• [Challenge]
Could you write out the records below exactly as they appear?

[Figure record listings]

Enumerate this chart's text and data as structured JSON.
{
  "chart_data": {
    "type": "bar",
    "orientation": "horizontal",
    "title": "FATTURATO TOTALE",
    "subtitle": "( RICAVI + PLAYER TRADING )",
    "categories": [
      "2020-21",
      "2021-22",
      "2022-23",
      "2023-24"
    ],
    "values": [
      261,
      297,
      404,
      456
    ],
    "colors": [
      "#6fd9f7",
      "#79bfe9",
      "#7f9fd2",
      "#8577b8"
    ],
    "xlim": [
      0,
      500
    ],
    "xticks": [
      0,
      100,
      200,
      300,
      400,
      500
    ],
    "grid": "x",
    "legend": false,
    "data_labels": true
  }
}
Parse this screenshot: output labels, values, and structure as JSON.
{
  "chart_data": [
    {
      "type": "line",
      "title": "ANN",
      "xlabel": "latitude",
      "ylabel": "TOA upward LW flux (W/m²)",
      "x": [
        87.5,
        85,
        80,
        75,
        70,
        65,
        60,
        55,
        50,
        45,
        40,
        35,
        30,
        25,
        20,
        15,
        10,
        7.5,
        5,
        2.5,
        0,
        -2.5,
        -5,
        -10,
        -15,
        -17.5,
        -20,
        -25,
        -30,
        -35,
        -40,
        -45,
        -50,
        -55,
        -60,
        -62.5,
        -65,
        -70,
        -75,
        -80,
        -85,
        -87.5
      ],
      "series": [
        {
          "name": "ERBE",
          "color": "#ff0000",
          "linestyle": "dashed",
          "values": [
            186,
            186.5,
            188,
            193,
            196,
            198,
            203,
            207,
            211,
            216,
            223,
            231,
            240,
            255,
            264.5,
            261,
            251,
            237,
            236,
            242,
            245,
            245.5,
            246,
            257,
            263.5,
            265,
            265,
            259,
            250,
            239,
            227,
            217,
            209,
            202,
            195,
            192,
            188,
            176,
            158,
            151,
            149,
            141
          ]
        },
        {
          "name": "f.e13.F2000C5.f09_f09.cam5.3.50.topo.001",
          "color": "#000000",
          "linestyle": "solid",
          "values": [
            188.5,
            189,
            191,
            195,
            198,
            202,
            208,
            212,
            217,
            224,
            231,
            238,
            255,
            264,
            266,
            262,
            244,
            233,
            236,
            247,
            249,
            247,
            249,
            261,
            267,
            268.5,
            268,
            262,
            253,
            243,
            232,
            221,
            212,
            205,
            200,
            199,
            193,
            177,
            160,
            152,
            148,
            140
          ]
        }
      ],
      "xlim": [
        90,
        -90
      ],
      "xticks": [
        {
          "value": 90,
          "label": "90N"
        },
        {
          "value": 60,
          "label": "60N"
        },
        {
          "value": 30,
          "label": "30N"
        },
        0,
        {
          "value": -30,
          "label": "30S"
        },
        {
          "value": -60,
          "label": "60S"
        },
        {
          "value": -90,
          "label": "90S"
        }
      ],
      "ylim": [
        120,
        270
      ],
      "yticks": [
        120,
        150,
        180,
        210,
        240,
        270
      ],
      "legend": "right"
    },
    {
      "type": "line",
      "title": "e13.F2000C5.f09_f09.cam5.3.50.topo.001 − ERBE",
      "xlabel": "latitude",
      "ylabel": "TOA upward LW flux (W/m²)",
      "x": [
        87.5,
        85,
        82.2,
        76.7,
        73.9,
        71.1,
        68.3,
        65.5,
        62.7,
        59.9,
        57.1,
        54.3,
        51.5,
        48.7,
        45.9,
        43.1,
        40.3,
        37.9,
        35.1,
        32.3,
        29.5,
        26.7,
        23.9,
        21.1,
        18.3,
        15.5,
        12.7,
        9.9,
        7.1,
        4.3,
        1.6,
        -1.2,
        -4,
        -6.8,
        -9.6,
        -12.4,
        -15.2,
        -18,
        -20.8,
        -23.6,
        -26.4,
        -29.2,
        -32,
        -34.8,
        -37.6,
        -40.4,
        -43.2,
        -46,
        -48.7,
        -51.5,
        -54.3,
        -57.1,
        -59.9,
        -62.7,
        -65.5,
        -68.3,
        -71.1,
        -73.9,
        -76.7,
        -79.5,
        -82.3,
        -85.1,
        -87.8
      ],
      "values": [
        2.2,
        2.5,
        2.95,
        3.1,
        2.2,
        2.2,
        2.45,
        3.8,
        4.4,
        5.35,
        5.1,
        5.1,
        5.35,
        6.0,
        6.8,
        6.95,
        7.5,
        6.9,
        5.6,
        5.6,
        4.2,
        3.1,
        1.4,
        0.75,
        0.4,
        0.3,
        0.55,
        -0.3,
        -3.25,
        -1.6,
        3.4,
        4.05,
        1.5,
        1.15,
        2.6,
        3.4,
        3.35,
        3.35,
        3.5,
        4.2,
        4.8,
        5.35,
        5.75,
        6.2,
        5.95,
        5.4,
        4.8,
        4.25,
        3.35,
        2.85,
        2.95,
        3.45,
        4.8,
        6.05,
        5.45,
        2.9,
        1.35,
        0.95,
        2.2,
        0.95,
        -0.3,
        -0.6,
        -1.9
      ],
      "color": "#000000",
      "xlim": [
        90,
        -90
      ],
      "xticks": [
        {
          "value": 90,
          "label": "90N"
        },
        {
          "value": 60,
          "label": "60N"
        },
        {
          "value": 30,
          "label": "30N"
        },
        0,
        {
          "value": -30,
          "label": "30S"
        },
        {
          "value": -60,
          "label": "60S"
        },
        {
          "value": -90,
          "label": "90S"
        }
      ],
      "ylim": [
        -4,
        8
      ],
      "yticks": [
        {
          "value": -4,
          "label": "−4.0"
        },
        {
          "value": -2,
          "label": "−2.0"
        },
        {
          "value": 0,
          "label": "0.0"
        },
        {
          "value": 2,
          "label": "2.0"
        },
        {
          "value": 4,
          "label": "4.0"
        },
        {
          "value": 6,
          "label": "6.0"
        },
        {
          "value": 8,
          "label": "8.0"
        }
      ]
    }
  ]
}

• [Reply to the exercise]
Enumerate this chart's text and data as structured JSON.
{
  "chart_data": {
    "type": "bar",
    "orientation": "horizontal",
    "title": "FATTURATO TOTALE",
    "subtitle": "( RICAVI + PLAYER TRADING )",
    "categories": [
      "2020-21",
      "2021-22",
      "2022-23",
      "2023-24"
    ],
    "values": [
      261,
      297,
      404,
      456
    ],
    "colors": [
      "#6fd9f7",
      "#79bfe9",
      "#7f9fd2",
      "#8577b8"
    ],
    "xlim": [
      0,
      500
    ],
    "xticks": [
      0,
      100,
      200,
      300,
      400,
      500
    ],
    "grid": "x",
    "legend": false,
    "data_labels": true
  }
}
Parse this screenshot: output labels, values, and structure as JSON.
{
  "chart_data": [
    {
      "type": "line",
      "title": "ANN",
      "xlabel": "latitude",
      "ylabel": "TOA upward LW flux (W/m²)",
      "x": [
        87.5,
        85,
        80,
        75,
        70,
        65,
        60,
        55,
        50,
        45,
        40,
        35,
        30,
        25,
        20,
        15,
        10,
        7.5,
        5,
        2.5,
        0,
        -2.5,
        -5,
        -10,
        -15,
        -17.5,
        -20,
        -25,
        -30,
        -35,
        -40,
        -45,
        -50,
        -55,
        -60,
        -62.5,
        -65,
        -70,
        -75,
        -80,
        -85,
        -87.5
      ],
      "series": [
        {
          "name": "ERBE",
          "color": "#ff0000",
          "linestyle": "dashed",
          "values": [
            186,
            186.5,
            188,
            193,
            196,
            198,
            203,
            207,
            211,
            216,
            223,
            231,
            240,
            255,
            264.5,
            261,
            251,
            237,
            236,
            242,
            245,
            245.5,
            246,
            257,
            263.5,
            265,
            265,
            259,
            250,
            239,
            227,
            217,
            209,
            202,
            195,
            192,
            188,
            176,
            158,
            151,
            149,
            141
          ]
        },
        {
          "name": "f.e13.F2000C5.f09_f09.cam5.3.50.topo.001",
          "color": "#000000",
          "linestyle": "solid",
          "values": [
            188.5,
            189,
            191,
            195,
            198,
            202,
            208,
            212,
            217,
            224,
            231,
            238,
            255,
            264,
            266,
            262,
            244,
            233,
            236,
            247,
            249,
            247,
            249,
            261,
            267,
            268.5,
            268,
            262,
            253,
            243,
            232,
            221,
            212,
            205,
            200,
            199,
            193,
            177,
            160,
            152,
            148,
            140
          ]
        }
      ],
      "xlim": [
        90,
        -90
      ],
      "xticks": [
        {
          "value": 90,
          "label": "90N"
        },
        {
          "value": 60,
          "label": "60N"
        },
        {
          "value": 30,
          "label": "30N"
        },
        0,
        {
          "value": -30,
          "label": "30S"
        },
        {
          "value": -60,
          "label": "60S"
        },
        {
          "value": -90,
          "label": "90S"
        }
      ],
      "ylim": [
        120,
        270
      ],
      "yticks": [
        120,
        150,
        180,
        210,
        240,
        270
      ],
      "legend": "right"
    },
    {
      "type": "line",
      "title": "e13.F2000C5.f09_f09.cam5.3.50.topo.001 − ERBE",
      "xlabel": "latitude",
      "ylabel": "TOA upward LW flux (W/m²)",
      "x": [
        87.5,
        85,
        82.2,
        76.7,
        73.9,
        71.1,
        68.3,
        65.5,
        62.7,
        59.9,
        57.1,
        54.3,
        51.5,
        48.7,
        45.9,
        43.1,
        40.3,
        37.9,
        35.1,
        32.3,
        29.5,
        26.7,
        23.9,
        21.1,
        18.3,
        15.5,
        12.7,
        9.9,
        7.1,
        4.3,
        1.6,
        -1.2,
        -4,
        -6.8,
        -9.6,
        -12.4,
        -15.2,
        -18,
        -20.8,
        -23.6,
        -26.4,
        -29.2,
        -32,
        -34.8,
        -37.6,
        -40.4,
        -43.2,
        -46,
        -48.7,
        -51.5,
        -54.3,
        -57.1,
        -59.9,
        -62.7,
        -65.5,
        -68.3,
        -71.1,
        -73.9,
        -76.7,
        -79.5,
        -82.3,
        -85.1,
        -87.8
      ],
      "values": [
        2.2,
        2.5,
        2.95,
        3.1,
        2.2,
        2.2,
        2.45,
        3.8,
        4.4,
        5.35,
        5.1,
        5.1,
        5.35,
        6.0,
        6.8,
        6.95,
        7.5,
        6.9,
        5.6,
        5.6,
        4.2,
        3.1,
        1.4,
        0.75,
        0.4,
        0.3,
        0.55,
        -0.3,
        -3.25,
        -1.6,
        3.4,
        4.05,
        1.5,
        1.15,
        2.6,
        3.4,
        3.35,
        3.35,
        3.5,
        4.2,
        4.8,
        5.35,
        5.75,
        6.2,
        5.95,
        5.4,
        4.8,
        4.25,
        3.35,
        2.85,
        2.95,
        3.45,
        4.8,
        6.05,
        5.45,
        2.9,
        1.35,
        0.95,
        2.2,
        0.95,
        -0.3,
        -0.6,
        -1.9
      ],
      "color": "#000000",
      "xlim": [
        90,
        -90
      ],
      "xticks": [
        {
          "value": 90,
          "label": "90N"
        },
        {
          "value": 60,
          "label": "60N"
        },
        {
          "value": 30,
          "label": "30N"
        },
        0,
        {
          "value": -30,
          "label": "30S"
        },
        {
          "value": -60,
          "label": "60S"
        },
        {
          "value": -90,
          "label": "90S"
        }
      ],
      "ylim": [
        -4,
        8
      ],
      "yticks": [
        {
          "value": -4,
          "label": "−4.0"
        },
        {
          "value": -2,
          "label": "−2.0"
        },
        {
          "value": 0,
          "label": "0.0"
        },
        {
          "value": 2,
          "label": "2.0"
        },
        {
          "value": 4,
          "label": "4.0"
        },
        {
          "value": 6,
          "label": "6.0"
        },
        {
          "value": 8,
          "label": "8.0"
        }
      ]
    }
  ]
}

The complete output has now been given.